[Figure collection entries]
--- BEGIN ---
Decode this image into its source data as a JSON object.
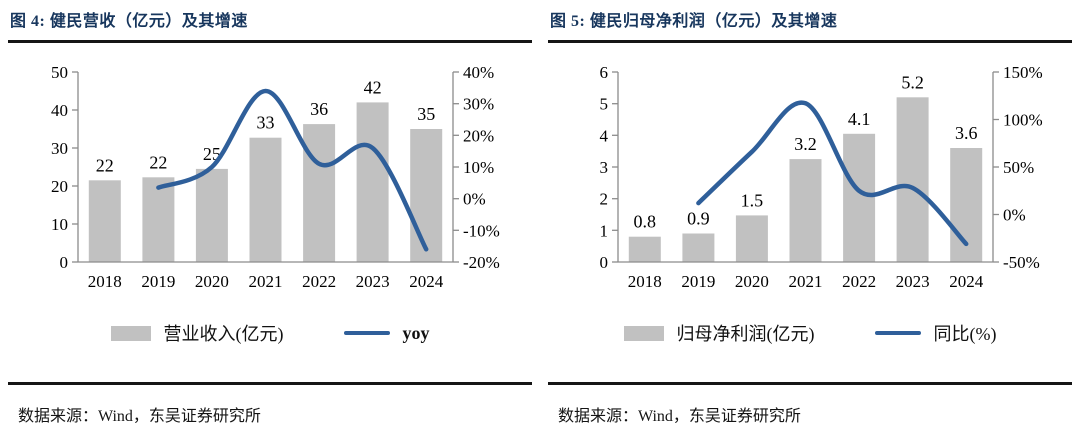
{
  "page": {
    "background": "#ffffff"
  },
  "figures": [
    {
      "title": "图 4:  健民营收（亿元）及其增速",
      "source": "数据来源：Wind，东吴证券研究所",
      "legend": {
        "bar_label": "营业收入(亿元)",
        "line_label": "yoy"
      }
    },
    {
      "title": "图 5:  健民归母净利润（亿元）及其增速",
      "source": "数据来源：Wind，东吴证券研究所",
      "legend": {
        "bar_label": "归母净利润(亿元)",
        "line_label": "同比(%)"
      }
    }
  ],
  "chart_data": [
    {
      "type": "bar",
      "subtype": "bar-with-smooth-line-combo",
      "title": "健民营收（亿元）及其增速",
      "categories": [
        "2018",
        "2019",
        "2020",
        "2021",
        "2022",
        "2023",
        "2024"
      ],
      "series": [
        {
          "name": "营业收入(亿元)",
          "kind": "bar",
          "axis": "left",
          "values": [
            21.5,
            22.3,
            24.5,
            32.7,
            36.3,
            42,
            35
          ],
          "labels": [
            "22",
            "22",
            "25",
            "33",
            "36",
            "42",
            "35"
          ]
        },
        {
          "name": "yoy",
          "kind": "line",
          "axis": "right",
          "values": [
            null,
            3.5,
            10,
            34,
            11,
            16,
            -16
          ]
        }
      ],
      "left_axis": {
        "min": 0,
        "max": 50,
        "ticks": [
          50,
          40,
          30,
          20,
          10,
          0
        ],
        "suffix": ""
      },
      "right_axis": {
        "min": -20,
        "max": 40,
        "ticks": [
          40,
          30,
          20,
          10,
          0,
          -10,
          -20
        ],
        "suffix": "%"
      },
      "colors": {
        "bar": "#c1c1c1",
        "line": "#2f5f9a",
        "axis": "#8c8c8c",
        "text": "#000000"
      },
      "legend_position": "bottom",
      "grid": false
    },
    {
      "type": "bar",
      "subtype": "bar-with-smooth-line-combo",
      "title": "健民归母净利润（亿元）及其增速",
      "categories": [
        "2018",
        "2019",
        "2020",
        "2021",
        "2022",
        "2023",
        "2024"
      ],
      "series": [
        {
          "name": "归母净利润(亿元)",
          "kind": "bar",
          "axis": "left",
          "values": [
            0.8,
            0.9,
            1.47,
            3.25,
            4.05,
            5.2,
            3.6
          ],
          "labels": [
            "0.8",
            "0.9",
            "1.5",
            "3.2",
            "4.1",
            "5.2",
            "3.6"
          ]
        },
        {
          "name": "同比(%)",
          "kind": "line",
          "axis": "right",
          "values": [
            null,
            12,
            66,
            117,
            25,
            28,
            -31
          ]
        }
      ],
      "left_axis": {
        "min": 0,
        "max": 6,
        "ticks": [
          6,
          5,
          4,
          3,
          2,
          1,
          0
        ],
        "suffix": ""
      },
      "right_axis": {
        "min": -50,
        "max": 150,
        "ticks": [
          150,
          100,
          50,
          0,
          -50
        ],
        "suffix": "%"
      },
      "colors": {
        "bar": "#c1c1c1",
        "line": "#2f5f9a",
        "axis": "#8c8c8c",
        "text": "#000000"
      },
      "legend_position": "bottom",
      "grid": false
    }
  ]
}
--- END ---
=== TASK BRIEF ===
Extract all the data above exactly, excluding every picture.

=== ANSWER TO THE EXERCISE ===
Decode this image into its source data as a JSON object.
{
  "page": {
    "background": "#ffffff"
  },
  "figures": [
    {
      "title": "图 4:  健民营收（亿元）及其增速",
      "source": "数据来源：Wind，东吴证券研究所",
      "legend": {
        "bar_label": "营业收入(亿元)",
        "line_label": "yoy"
      }
    },
    {
      "title": "图 5:  健民归母净利润（亿元）及其增速",
      "source": "数据来源：Wind，东吴证券研究所",
      "legend": {
        "bar_label": "归母净利润(亿元)",
        "line_label": "同比(%)"
      }
    }
  ],
  "chart_data": [
    {
      "type": "bar",
      "subtype": "bar-with-smooth-line-combo",
      "title": "健民营收（亿元）及其增速",
      "categories": [
        "2018",
        "2019",
        "2020",
        "2021",
        "2022",
        "2023",
        "2024"
      ],
      "series": [
        {
          "name": "营业收入(亿元)",
          "kind": "bar",
          "axis": "left",
          "values": [
            21.5,
            22.3,
            24.5,
            32.7,
            36.3,
            42,
            35
          ],
          "labels": [
            "22",
            "22",
            "25",
            "33",
            "36",
            "42",
            "35"
          ]
        },
        {
          "name": "yoy",
          "kind": "line",
          "axis": "right",
          "values": [
            null,
            3.5,
            10,
            34,
            11,
            16,
            -16
          ]
        }
      ],
      "left_axis": {
        "min": 0,
        "max": 50,
        "ticks": [
          50,
          40,
          30,
          20,
          10,
          0
        ],
        "suffix": ""
      },
      "right_axis": {
        "min": -20,
        "max": 40,
        "ticks": [
          40,
          30,
          20,
          10,
          0,
          -10,
          -20
        ],
        "suffix": "%"
      },
      "colors": {
        "bar": "#c1c1c1",
        "line": "#2f5f9a",
        "axis": "#8c8c8c",
        "text": "#000000"
      },
      "legend_position": "bottom",
      "grid": false
    },
    {
      "type": "bar",
      "subtype": "bar-with-smooth-line-combo",
      "title": "健民归母净利润（亿元）及其增速",
      "categories": [
        "2018",
        "2019",
        "2020",
        "2021",
        "2022",
        "2023",
        "2024"
      ],
      "series": [
        {
          "name": "归母净利润(亿元)",
          "kind": "bar",
          "axis": "left",
          "values": [
            0.8,
            0.9,
            1.47,
            3.25,
            4.05,
            5.2,
            3.6
          ],
          "labels": [
            "0.8",
            "0.9",
            "1.5",
            "3.2",
            "4.1",
            "5.2",
            "3.6"
          ]
        },
        {
          "name": "同比(%)",
          "kind": "line",
          "axis": "right",
          "values": [
            null,
            12,
            66,
            117,
            25,
            28,
            -31
          ]
        }
      ],
      "left_axis": {
        "min": 0,
        "max": 6,
        "ticks": [
          6,
          5,
          4,
          3,
          2,
          1,
          0
        ],
        "suffix": ""
      },
      "right_axis": {
        "min": -50,
        "max": 150,
        "ticks": [
          150,
          100,
          50,
          0,
          -50
        ],
        "suffix": "%"
      },
      "colors": {
        "bar": "#c1c1c1",
        "line": "#2f5f9a",
        "axis": "#8c8c8c",
        "text": "#000000"
      },
      "legend_position": "bottom",
      "grid": false
    }
  ]
}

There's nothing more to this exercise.